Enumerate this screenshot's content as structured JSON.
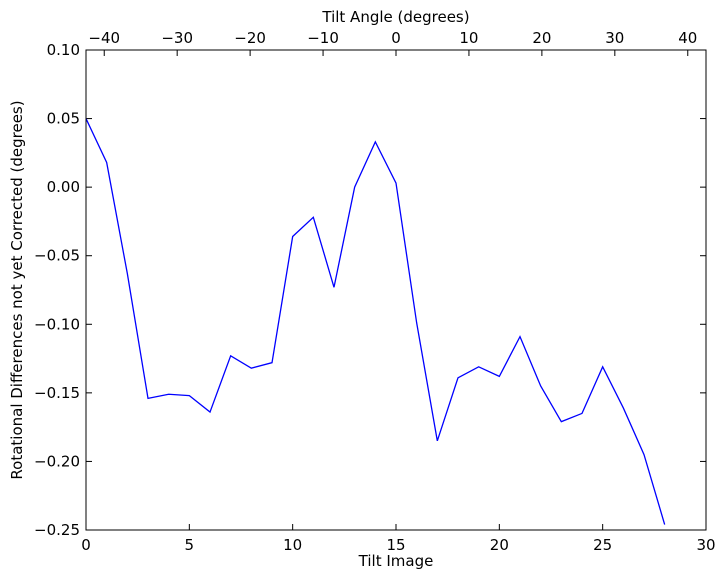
{
  "chart_data": {
    "type": "line",
    "xlabel": "Tilt Image",
    "ylabel": "Rotational Differences not yet Corrected (degrees)",
    "top_xlabel": "Tilt Angle (degrees)",
    "xlim": [
      0,
      30
    ],
    "ylim": [
      -0.25,
      0.1
    ],
    "top_xlim": [
      -42.5,
      42.5
    ],
    "x_ticks": [
      0,
      5,
      10,
      15,
      20,
      25,
      30
    ],
    "y_ticks": [
      -0.25,
      -0.2,
      -0.15,
      -0.1,
      -0.05,
      0.0,
      0.05,
      0.1
    ],
    "top_x_ticks": [
      -40,
      -30,
      -20,
      -10,
      0,
      10,
      20,
      30,
      40
    ],
    "x_tick_labels": [
      "0",
      "5",
      "10",
      "15",
      "20",
      "25",
      "30"
    ],
    "y_tick_labels": [
      "−0.25",
      "−0.20",
      "−0.15",
      "−0.10",
      "−0.05",
      "0.00",
      "0.05",
      "0.10"
    ],
    "top_x_tick_labels": [
      "−40",
      "−30",
      "−20",
      "−10",
      "0",
      "10",
      "20",
      "30",
      "40"
    ],
    "grid": false,
    "line_color": "#0000ff",
    "series": [
      {
        "x": [
          0,
          1,
          2,
          3,
          4,
          5,
          6,
          7,
          8,
          9,
          10,
          11,
          12,
          13,
          14,
          15,
          16,
          17,
          18,
          19,
          20,
          21,
          22,
          23,
          24,
          25,
          26,
          27,
          28
        ],
        "values": [
          0.05,
          0.018,
          -0.063,
          -0.154,
          -0.151,
          -0.152,
          -0.164,
          -0.123,
          -0.132,
          -0.128,
          -0.036,
          -0.022,
          -0.073,
          0.0,
          0.033,
          0.003,
          -0.099,
          -0.185,
          -0.139,
          -0.131,
          -0.138,
          -0.109,
          -0.145,
          -0.171,
          -0.165,
          -0.131,
          -0.161,
          -0.195,
          -0.246
        ]
      }
    ]
  }
}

Problem to work on:
Copy every line above in which the string "degrees" shows up.

Full answer:
    "ylabel": "Rotational Differences not yet Corrected (degrees)",
    "top_xlabel": "Tilt Angle (degrees)",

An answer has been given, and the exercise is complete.